------ Items

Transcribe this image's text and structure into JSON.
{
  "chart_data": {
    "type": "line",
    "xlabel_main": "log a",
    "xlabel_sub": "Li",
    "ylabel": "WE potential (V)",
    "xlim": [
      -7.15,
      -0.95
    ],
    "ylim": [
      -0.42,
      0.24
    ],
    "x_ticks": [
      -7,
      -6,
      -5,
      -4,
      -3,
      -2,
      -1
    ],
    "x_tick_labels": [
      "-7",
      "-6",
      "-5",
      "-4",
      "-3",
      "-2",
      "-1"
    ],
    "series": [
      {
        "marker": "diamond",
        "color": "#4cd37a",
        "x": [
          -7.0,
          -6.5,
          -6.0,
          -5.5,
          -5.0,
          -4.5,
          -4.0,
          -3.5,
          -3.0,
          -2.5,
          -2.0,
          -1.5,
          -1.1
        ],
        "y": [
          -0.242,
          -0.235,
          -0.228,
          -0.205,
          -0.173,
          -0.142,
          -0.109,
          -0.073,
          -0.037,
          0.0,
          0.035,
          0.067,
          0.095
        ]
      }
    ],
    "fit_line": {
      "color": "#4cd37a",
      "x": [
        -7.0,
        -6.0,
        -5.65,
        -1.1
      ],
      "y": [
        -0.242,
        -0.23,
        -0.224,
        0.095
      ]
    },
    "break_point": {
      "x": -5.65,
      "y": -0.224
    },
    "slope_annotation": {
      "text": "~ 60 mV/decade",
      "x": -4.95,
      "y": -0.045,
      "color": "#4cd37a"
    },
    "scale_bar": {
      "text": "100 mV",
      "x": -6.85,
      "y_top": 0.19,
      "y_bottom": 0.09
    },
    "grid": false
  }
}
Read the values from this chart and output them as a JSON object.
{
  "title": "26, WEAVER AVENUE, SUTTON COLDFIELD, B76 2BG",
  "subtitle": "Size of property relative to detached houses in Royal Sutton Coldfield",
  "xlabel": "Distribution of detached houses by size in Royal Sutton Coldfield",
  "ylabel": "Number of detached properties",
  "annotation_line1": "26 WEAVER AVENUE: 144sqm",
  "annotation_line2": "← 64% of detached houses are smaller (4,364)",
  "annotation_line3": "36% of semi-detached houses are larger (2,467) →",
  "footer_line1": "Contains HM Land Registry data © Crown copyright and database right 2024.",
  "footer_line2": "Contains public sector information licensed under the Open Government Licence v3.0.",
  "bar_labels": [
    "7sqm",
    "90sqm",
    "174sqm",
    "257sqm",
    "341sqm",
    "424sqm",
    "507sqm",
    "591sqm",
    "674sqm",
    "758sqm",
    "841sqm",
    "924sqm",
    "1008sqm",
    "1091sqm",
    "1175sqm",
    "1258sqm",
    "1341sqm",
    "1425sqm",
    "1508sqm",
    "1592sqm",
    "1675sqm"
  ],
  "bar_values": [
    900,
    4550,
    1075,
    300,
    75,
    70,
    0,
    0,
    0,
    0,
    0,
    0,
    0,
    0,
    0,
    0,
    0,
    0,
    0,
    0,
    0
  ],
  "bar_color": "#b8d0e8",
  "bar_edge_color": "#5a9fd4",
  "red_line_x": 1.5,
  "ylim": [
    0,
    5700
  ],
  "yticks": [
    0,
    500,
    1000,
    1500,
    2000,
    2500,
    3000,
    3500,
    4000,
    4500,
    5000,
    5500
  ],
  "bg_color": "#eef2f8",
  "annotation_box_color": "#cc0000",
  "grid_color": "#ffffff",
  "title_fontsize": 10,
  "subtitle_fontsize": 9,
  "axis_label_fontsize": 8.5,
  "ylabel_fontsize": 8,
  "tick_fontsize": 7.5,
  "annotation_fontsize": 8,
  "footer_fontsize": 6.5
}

------------

Instructions for the task ->
Please reproduce each line exactly as written.

Correct output ->
Transcribe this image's text and structure into JSON.
{
  "chart_data": {
    "type": "line",
    "xlabel_main": "log a",
    "xlabel_sub": "Li",
    "ylabel": "WE potential (V)",
    "xlim": [
      -7.15,
      -0.95
    ],
    "ylim": [
      -0.42,
      0.24
    ],
    "x_ticks": [
      -7,
      -6,
      -5,
      -4,
      -3,
      -2,
      -1
    ],
    "x_tick_labels": [
      "-7",
      "-6",
      "-5",
      "-4",
      "-3",
      "-2",
      "-1"
    ],
    "series": [
      {
        "marker": "diamond",
        "color": "#4cd37a",
        "x": [
          -7.0,
          -6.5,
          -6.0,
          -5.5,
          -5.0,
          -4.5,
          -4.0,
          -3.5,
          -3.0,
          -2.5,
          -2.0,
          -1.5,
          -1.1
        ],
        "y": [
          -0.242,
          -0.235,
          -0.228,
          -0.205,
          -0.173,
          -0.142,
          -0.109,
          -0.073,
          -0.037,
          0.0,
          0.035,
          0.067,
          0.095
        ]
      }
    ],
    "fit_line": {
      "color": "#4cd37a",
      "x": [
        -7.0,
        -6.0,
        -5.65,
        -1.1
      ],
      "y": [
        -0.242,
        -0.23,
        -0.224,
        0.095
      ]
    },
    "break_point": {
      "x": -5.65,
      "y": -0.224
    },
    "slope_annotation": {
      "text": "~ 60 mV/decade",
      "x": -4.95,
      "y": -0.045,
      "color": "#4cd37a"
    },
    "scale_bar": {
      "text": "100 mV",
      "x": -6.85,
      "y_top": 0.19,
      "y_bottom": 0.09
    },
    "grid": false
  }
}
Read the values from this chart and output them as a JSON object.
{
  "title": "26, WEAVER AVENUE, SUTTON COLDFIELD, B76 2BG",
  "subtitle": "Size of property relative to detached houses in Royal Sutton Coldfield",
  "xlabel": "Distribution of detached houses by size in Royal Sutton Coldfield",
  "ylabel": "Number of detached properties",
  "annotation_line1": "26 WEAVER AVENUE: 144sqm",
  "annotation_line2": "← 64% of detached houses are smaller (4,364)",
  "annotation_line3": "36% of semi-detached houses are larger (2,467) →",
  "footer_line1": "Contains HM Land Registry data © Crown copyright and database right 2024.",
  "footer_line2": "Contains public sector information licensed under the Open Government Licence v3.0.",
  "bar_labels": [
    "7sqm",
    "90sqm",
    "174sqm",
    "257sqm",
    "341sqm",
    "424sqm",
    "507sqm",
    "591sqm",
    "674sqm",
    "758sqm",
    "841sqm",
    "924sqm",
    "1008sqm",
    "1091sqm",
    "1175sqm",
    "1258sqm",
    "1341sqm",
    "1425sqm",
    "1508sqm",
    "1592sqm",
    "1675sqm"
  ],
  "bar_values": [
    900,
    4550,
    1075,
    300,
    75,
    70,
    0,
    0,
    0,
    0,
    0,
    0,
    0,
    0,
    0,
    0,
    0,
    0,
    0,
    0,
    0
  ],
  "bar_color": "#b8d0e8",
  "bar_edge_color": "#5a9fd4",
  "red_line_x": 1.5,
  "ylim": [
    0,
    5700
  ],
  "yticks": [
    0,
    500,
    1000,
    1500,
    2000,
    2500,
    3000,
    3500,
    4000,
    4500,
    5000,
    5500
  ],
  "bg_color": "#eef2f8",
  "annotation_box_color": "#cc0000",
  "grid_color": "#ffffff",
  "title_fontsize": 10,
  "subtitle_fontsize": 9,
  "axis_label_fontsize": 8.5,
  "ylabel_fontsize": 8,
  "tick_fontsize": 7.5,
  "annotation_fontsize": 8,
  "footer_fontsize": 6.5
}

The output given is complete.